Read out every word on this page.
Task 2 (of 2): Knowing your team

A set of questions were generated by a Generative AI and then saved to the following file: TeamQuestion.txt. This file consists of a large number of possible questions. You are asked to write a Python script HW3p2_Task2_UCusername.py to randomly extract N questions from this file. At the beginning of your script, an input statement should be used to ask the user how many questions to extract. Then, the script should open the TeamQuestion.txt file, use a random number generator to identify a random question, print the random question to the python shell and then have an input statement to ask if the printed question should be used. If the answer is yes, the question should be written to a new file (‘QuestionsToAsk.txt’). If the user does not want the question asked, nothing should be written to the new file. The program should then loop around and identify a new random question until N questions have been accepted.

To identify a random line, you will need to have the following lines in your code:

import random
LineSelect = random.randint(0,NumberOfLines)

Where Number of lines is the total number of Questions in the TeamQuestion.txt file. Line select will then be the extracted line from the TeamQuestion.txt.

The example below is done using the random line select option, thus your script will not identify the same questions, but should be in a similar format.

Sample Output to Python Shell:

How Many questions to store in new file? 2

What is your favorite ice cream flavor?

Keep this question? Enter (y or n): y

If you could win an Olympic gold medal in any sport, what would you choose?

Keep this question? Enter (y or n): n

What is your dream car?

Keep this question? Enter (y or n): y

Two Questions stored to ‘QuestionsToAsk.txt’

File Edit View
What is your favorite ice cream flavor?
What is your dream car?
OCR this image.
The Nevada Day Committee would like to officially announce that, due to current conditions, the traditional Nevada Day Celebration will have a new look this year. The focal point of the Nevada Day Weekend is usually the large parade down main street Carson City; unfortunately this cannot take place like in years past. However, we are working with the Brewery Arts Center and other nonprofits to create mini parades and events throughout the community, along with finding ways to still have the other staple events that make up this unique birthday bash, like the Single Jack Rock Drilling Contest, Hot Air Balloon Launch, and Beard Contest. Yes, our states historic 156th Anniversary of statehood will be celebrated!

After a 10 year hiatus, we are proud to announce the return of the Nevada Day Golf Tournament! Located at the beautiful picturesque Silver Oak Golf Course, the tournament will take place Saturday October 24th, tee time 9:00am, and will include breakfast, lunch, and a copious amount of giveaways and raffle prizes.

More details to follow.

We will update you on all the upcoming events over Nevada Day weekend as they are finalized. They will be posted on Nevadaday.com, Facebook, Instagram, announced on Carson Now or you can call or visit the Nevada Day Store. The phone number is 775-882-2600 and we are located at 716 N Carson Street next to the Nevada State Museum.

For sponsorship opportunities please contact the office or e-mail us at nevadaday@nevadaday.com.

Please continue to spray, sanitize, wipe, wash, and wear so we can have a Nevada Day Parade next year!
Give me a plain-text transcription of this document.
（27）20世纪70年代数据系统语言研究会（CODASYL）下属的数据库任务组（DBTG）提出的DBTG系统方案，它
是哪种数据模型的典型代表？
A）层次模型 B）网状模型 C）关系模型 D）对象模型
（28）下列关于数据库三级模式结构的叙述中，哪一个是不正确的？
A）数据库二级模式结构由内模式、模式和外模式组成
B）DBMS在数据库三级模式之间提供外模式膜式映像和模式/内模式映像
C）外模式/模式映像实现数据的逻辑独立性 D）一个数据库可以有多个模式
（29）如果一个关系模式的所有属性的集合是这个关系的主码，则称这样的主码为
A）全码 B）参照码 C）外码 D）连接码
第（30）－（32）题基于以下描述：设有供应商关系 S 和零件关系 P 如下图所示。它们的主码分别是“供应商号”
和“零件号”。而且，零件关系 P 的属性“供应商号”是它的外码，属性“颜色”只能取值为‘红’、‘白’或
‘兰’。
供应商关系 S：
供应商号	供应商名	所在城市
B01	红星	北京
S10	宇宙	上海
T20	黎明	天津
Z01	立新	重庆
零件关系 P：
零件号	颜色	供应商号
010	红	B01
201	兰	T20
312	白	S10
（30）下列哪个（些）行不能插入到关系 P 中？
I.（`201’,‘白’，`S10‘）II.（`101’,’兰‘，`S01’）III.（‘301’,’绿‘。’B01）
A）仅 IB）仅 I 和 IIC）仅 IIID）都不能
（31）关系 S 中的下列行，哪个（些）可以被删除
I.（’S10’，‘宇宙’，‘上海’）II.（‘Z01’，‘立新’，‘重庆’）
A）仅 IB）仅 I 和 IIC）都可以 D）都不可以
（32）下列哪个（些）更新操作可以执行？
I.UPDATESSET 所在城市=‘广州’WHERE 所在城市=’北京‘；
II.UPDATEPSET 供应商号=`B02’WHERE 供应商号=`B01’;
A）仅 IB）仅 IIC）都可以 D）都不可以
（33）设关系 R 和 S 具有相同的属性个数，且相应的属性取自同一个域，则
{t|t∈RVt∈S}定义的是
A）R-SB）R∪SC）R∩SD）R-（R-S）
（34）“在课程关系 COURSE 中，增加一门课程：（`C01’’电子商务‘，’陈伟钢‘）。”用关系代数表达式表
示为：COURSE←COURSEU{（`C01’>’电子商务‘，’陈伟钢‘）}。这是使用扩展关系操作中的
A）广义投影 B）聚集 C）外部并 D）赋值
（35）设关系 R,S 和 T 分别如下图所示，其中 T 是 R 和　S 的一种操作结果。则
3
--*--
INSTRUCTIONS TO FOLLOW: Everything from the line containing "Give me a plain-text" through the last line of the records must be given again exactly; leave out all other lines.

EXERCISE SOLUTION:
Give me a plain-text transcription of this document.
（27）20世纪70年代数据系统语言研究会（CODASYL）下属的数据库任务组（DBTG）提出的DBTG系统方案，它
是哪种数据模型的典型代表？
A）层次模型 B）网状模型 C）关系模型 D）对象模型
（28）下列关于数据库三级模式结构的叙述中，哪一个是不正确的？
A）数据库二级模式结构由内模式、模式和外模式组成
B）DBMS在数据库三级模式之间提供外模式膜式映像和模式/内模式映像
C）外模式/模式映像实现数据的逻辑独立性 D）一个数据库可以有多个模式
（29）如果一个关系模式的所有属性的集合是这个关系的主码，则称这样的主码为
A）全码 B）参照码 C）外码 D）连接码
第（30）－（32）题基于以下描述：设有供应商关系 S 和零件关系 P 如下图所示。它们的主码分别是“供应商号”
和“零件号”。而且，零件关系 P 的属性“供应商号”是它的外码，属性“颜色”只能取值为‘红’、‘白’或
‘兰’。
供应商关系 S：
供应商号	供应商名	所在城市
B01	红星	北京
S10	宇宙	上海
T20	黎明	天津
Z01	立新	重庆
零件关系 P：
零件号	颜色	供应商号
010	红	B01
201	兰	T20
312	白	S10
（30）下列哪个（些）行不能插入到关系 P 中？
I.（`201’,‘白’，`S10‘）II.（`101’,’兰‘，`S01’）III.（‘301’,’绿‘。’B01）
A）仅 IB）仅 I 和 IIC）仅 IIID）都不能
（31）关系 S 中的下列行，哪个（些）可以被删除
I.（’S10’，‘宇宙’，‘上海’）II.（‘Z01’，‘立新’，‘重庆’）
A）仅 IB）仅 I 和 IIC）都可以 D）都不可以
（32）下列哪个（些）更新操作可以执行？
I.UPDATESSET 所在城市=‘广州’WHERE 所在城市=’北京‘；
II.UPDATEPSET 供应商号=`B02’WHERE 供应商号=`B01’;
A）仅 IB）仅 IIC）都可以 D）都不可以
（33）设关系 R 和 S 具有相同的属性个数，且相应的属性取自同一个域，则
{t|t∈RVt∈S}定义的是
A）R-SB）R∪SC）R∩SD）R-（R-S）
（34）“在课程关系 COURSE 中，增加一门课程：（`C01’’电子商务‘，’陈伟钢‘）。”用关系代数表达式表
示为：COURSE←COURSEU{（`C01’>’电子商务‘，’陈伟钢‘）}。这是使用扩展关系操作中的
A）广义投影 B）聚集 C）外部并 D）赋值
（35）设关系 R,S 和 T 分别如下图所示，其中 T 是 R 和　S 的一种操作结果。则
3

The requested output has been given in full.